- WRITTEN INSTRUCTION: Repeat the records below exactly, leaving out every picture.

- AVAILABLE DATA:
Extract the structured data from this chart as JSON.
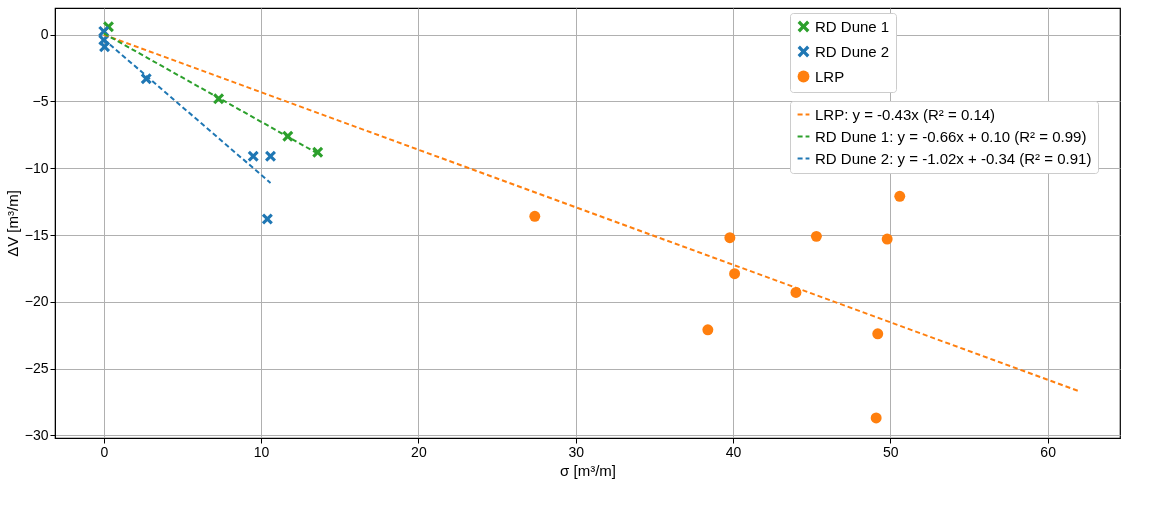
{
  "chart_data": {
    "type": "scatter",
    "xlabel": "σ [m³/m]",
    "ylabel": "ΔV  [m³/m]",
    "xlim": [
      -3.1,
      64.6
    ],
    "ylim": [
      -30.2,
      2.0
    ],
    "xticks": [
      0,
      10,
      20,
      30,
      40,
      50,
      60
    ],
    "yticks": [
      0,
      -5,
      -10,
      -15,
      -20,
      -25,
      -30
    ],
    "grid": true,
    "legend": "top right",
    "series": [
      {
        "name": "RD Dune 1",
        "marker": "cross",
        "color": "#2ca02c",
        "x": [
          0.3,
          7.3,
          11.7,
          13.6
        ],
        "values": [
          0.6,
          -4.8,
          -7.6,
          -8.8
        ]
      },
      {
        "name": "RD Dune 2",
        "marker": "cross",
        "color": "#1f77b4",
        "x": [
          0.0,
          0.05,
          0.0,
          2.7,
          9.5,
          10.6,
          10.4
        ],
        "values": [
          0.25,
          -0.9,
          -0.4,
          -3.3,
          -9.1,
          -9.1,
          -13.8
        ]
      },
      {
        "name": "LRP",
        "marker": "circle",
        "color": "#ff7f0e",
        "x": [
          27.4,
          39.8,
          45.3,
          49.8,
          50.6,
          40.1,
          44.0,
          38.4,
          49.2,
          49.1
        ],
        "values": [
          -13.6,
          -15.2,
          -15.1,
          -15.3,
          -12.1,
          -17.9,
          -19.3,
          -22.1,
          -22.4,
          -28.7
        ]
      },
      {
        "name": "LRP: y = -0.43x (R² = 0.14)",
        "type": "line",
        "line_style": "dashed",
        "color": "#ff7f0e",
        "x": [
          0,
          62
        ],
        "values": [
          0,
          -26.7
        ]
      },
      {
        "name": "RD Dune 1: y = -0.66x + 0.10 (R² = 0.99)",
        "type": "line",
        "line_style": "dashed",
        "color": "#2ca02c",
        "x": [
          0,
          13.6
        ],
        "values": [
          0.1,
          -8.9
        ]
      },
      {
        "name": "RD Dune 2: y = -1.02x + -0.34 (R² = 0.91)",
        "type": "line",
        "line_style": "dashed",
        "color": "#1f77b4",
        "x": [
          0,
          10.6
        ],
        "values": [
          -0.34,
          -11.1
        ]
      }
    ]
  }
}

- FINISHED TASK:
Extract the structured data from this chart as JSON.
{
  "chart_data": {
    "type": "scatter",
    "xlabel": "σ [m³/m]",
    "ylabel": "ΔV  [m³/m]",
    "xlim": [
      -3.1,
      64.6
    ],
    "ylim": [
      -30.2,
      2.0
    ],
    "xticks": [
      0,
      10,
      20,
      30,
      40,
      50,
      60
    ],
    "yticks": [
      0,
      -5,
      -10,
      -15,
      -20,
      -25,
      -30
    ],
    "grid": true,
    "legend": "top right",
    "series": [
      {
        "name": "RD Dune 1",
        "marker": "cross",
        "color": "#2ca02c",
        "x": [
          0.3,
          7.3,
          11.7,
          13.6
        ],
        "values": [
          0.6,
          -4.8,
          -7.6,
          -8.8
        ]
      },
      {
        "name": "RD Dune 2",
        "marker": "cross",
        "color": "#1f77b4",
        "x": [
          0.0,
          0.05,
          0.0,
          2.7,
          9.5,
          10.6,
          10.4
        ],
        "values": [
          0.25,
          -0.9,
          -0.4,
          -3.3,
          -9.1,
          -9.1,
          -13.8
        ]
      },
      {
        "name": "LRP",
        "marker": "circle",
        "color": "#ff7f0e",
        "x": [
          27.4,
          39.8,
          45.3,
          49.8,
          50.6,
          40.1,
          44.0,
          38.4,
          49.2,
          49.1
        ],
        "values": [
          -13.6,
          -15.2,
          -15.1,
          -15.3,
          -12.1,
          -17.9,
          -19.3,
          -22.1,
          -22.4,
          -28.7
        ]
      },
      {
        "name": "LRP: y = -0.43x (R² = 0.14)",
        "type": "line",
        "line_style": "dashed",
        "color": "#ff7f0e",
        "x": [
          0,
          62
        ],
        "values": [
          0,
          -26.7
        ]
      },
      {
        "name": "RD Dune 1: y = -0.66x + 0.10 (R² = 0.99)",
        "type": "line",
        "line_style": "dashed",
        "color": "#2ca02c",
        "x": [
          0,
          13.6
        ],
        "values": [
          0.1,
          -8.9
        ]
      },
      {
        "name": "RD Dune 2: y = -1.02x + -0.34 (R² = 0.91)",
        "type": "line",
        "line_style": "dashed",
        "color": "#1f77b4",
        "x": [
          0,
          10.6
        ],
        "values": [
          -0.34,
          -11.1
        ]
      }
    ]
  }
}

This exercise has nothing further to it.